++++ SUPPLIED RECORDS
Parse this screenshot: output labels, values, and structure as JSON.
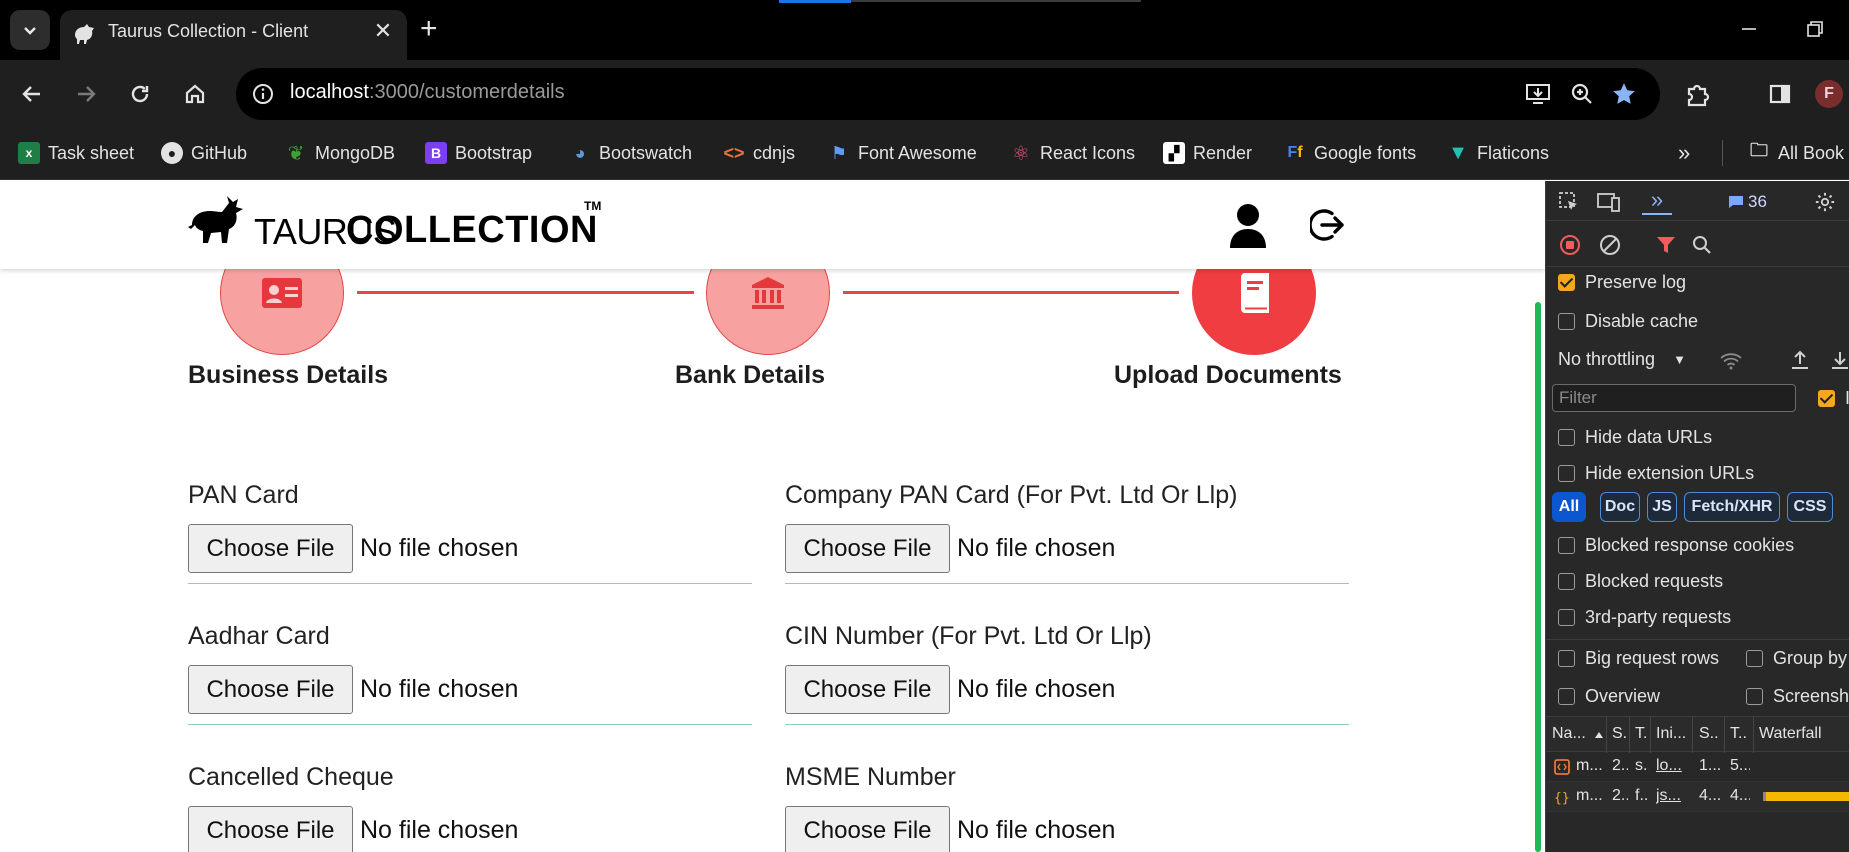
{
  "browser": {
    "tab_title": "Taurus Collection - Client",
    "new_tab_symbol": "+",
    "url_host": "localhost",
    "url_path": ":3000/customerdetails",
    "profile_initial": "F",
    "bookmarks": [
      {
        "label": "Task sheet",
        "icon": "sheets-icon"
      },
      {
        "label": "GitHub",
        "icon": "github-icon"
      },
      {
        "label": "MongoDB",
        "icon": "mongodb-icon"
      },
      {
        "label": "Bootstrap",
        "icon": "bootstrap-icon"
      },
      {
        "label": "Bootswatch",
        "icon": "bootswatch-icon"
      },
      {
        "label": "cdnjs",
        "icon": "code-icon"
      },
      {
        "label": "Font Awesome",
        "icon": "flag-icon"
      },
      {
        "label": "React Icons",
        "icon": "react-icon"
      },
      {
        "label": "Render",
        "icon": "render-icon"
      },
      {
        "label": "Google fonts",
        "icon": "google-fonts-icon"
      },
      {
        "label": "Flaticons",
        "icon": "flaticon-icon"
      }
    ],
    "overflow_chevron": "»",
    "all_bookmarks": "All Book"
  },
  "site": {
    "logo_text_light": "TAURUS",
    "logo_text_bold": "COLLECTION",
    "logo_tm": "TM"
  },
  "stepper": {
    "steps": [
      {
        "label": "Business Details",
        "icon": "id-card-icon",
        "state": "done"
      },
      {
        "label": "Bank Details",
        "icon": "bank-icon",
        "state": "done"
      },
      {
        "label": "Upload Documents",
        "icon": "book-icon",
        "state": "active"
      }
    ],
    "colors": {
      "done": "#f7a1a1",
      "active": "#ef3d41",
      "line": "#e84545"
    }
  },
  "form": {
    "button_label": "Choose File",
    "status_text": "No file chosen",
    "fields": [
      {
        "label": "PAN Card"
      },
      {
        "label": "Company PAN Card (For Pvt. Ltd Or Llp)"
      },
      {
        "label": "Aadhar Card"
      },
      {
        "label": "CIN Number (For Pvt. Ltd Or Llp)"
      },
      {
        "label": "Cancelled Cheque"
      },
      {
        "label": "MSME Number"
      }
    ]
  },
  "devtools": {
    "more_tabs": "»",
    "issues_count": "36",
    "preserve_log": "Preserve log",
    "disable_cache": "Disable cache",
    "throttling": "No throttling",
    "filter_placeholder": "Filter",
    "invert_label": "I",
    "hide_data_urls": "Hide data URLs",
    "hide_extension_urls": "Hide extension URLs",
    "chips": [
      "All",
      "Doc",
      "JS",
      "Fetch/XHR",
      "CSS"
    ],
    "blocked_cookies": "Blocked response cookies",
    "blocked_requests": "Blocked requests",
    "third_party": "3rd-party requests",
    "big_rows": "Big request rows",
    "group_by": "Group by",
    "overview": "Overview",
    "screenshots": "Screensho",
    "columns": [
      "Na...",
      "S.",
      "T.",
      "Ini...",
      "S..",
      "T..",
      "Waterfall"
    ],
    "rows": [
      [
        "m...",
        "2..",
        "s..",
        "lo...",
        "1...",
        "5..."
      ],
      [
        "m...",
        "2..",
        "f...",
        "js...",
        "4...",
        "4..."
      ]
    ],
    "accent": "#f5a623"
  }
}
++++++++
Extract the entries in full, exactly as they are, minus the pictures.

#### [ANSWER TO THE TASK]
Parse this screenshot: output labels, values, and structure as JSON.
{
  "browser": {
    "tab_title": "Taurus Collection - Client",
    "new_tab_symbol": "+",
    "url_host": "localhost",
    "url_path": ":3000/customerdetails",
    "profile_initial": "F",
    "bookmarks": [
      {
        "label": "Task sheet",
        "icon": "sheets-icon"
      },
      {
        "label": "GitHub",
        "icon": "github-icon"
      },
      {
        "label": "MongoDB",
        "icon": "mongodb-icon"
      },
      {
        "label": "Bootstrap",
        "icon": "bootstrap-icon"
      },
      {
        "label": "Bootswatch",
        "icon": "bootswatch-icon"
      },
      {
        "label": "cdnjs",
        "icon": "code-icon"
      },
      {
        "label": "Font Awesome",
        "icon": "flag-icon"
      },
      {
        "label": "React Icons",
        "icon": "react-icon"
      },
      {
        "label": "Render",
        "icon": "render-icon"
      },
      {
        "label": "Google fonts",
        "icon": "google-fonts-icon"
      },
      {
        "label": "Flaticons",
        "icon": "flaticon-icon"
      }
    ],
    "overflow_chevron": "»",
    "all_bookmarks": "All Book"
  },
  "site": {
    "logo_text_light": "TAURUS",
    "logo_text_bold": "COLLECTION",
    "logo_tm": "TM"
  },
  "stepper": {
    "steps": [
      {
        "label": "Business Details",
        "icon": "id-card-icon",
        "state": "done"
      },
      {
        "label": "Bank Details",
        "icon": "bank-icon",
        "state": "done"
      },
      {
        "label": "Upload Documents",
        "icon": "book-icon",
        "state": "active"
      }
    ],
    "colors": {
      "done": "#f7a1a1",
      "active": "#ef3d41",
      "line": "#e84545"
    }
  },
  "form": {
    "button_label": "Choose File",
    "status_text": "No file chosen",
    "fields": [
      {
        "label": "PAN Card"
      },
      {
        "label": "Company PAN Card (For Pvt. Ltd Or Llp)"
      },
      {
        "label": "Aadhar Card"
      },
      {
        "label": "CIN Number (For Pvt. Ltd Or Llp)"
      },
      {
        "label": "Cancelled Cheque"
      },
      {
        "label": "MSME Number"
      }
    ]
  },
  "devtools": {
    "more_tabs": "»",
    "issues_count": "36",
    "preserve_log": "Preserve log",
    "disable_cache": "Disable cache",
    "throttling": "No throttling",
    "filter_placeholder": "Filter",
    "invert_label": "I",
    "hide_data_urls": "Hide data URLs",
    "hide_extension_urls": "Hide extension URLs",
    "chips": [
      "All",
      "Doc",
      "JS",
      "Fetch/XHR",
      "CSS"
    ],
    "blocked_cookies": "Blocked response cookies",
    "blocked_requests": "Blocked requests",
    "third_party": "3rd-party requests",
    "big_rows": "Big request rows",
    "group_by": "Group by",
    "overview": "Overview",
    "screenshots": "Screensho",
    "columns": [
      "Na...",
      "S.",
      "T.",
      "Ini...",
      "S..",
      "T..",
      "Waterfall"
    ],
    "rows": [
      [
        "m...",
        "2..",
        "s..",
        "lo...",
        "1...",
        "5..."
      ],
      [
        "m...",
        "2..",
        "f...",
        "js...",
        "4...",
        "4..."
      ]
    ],
    "accent": "#f5a623"
  }
}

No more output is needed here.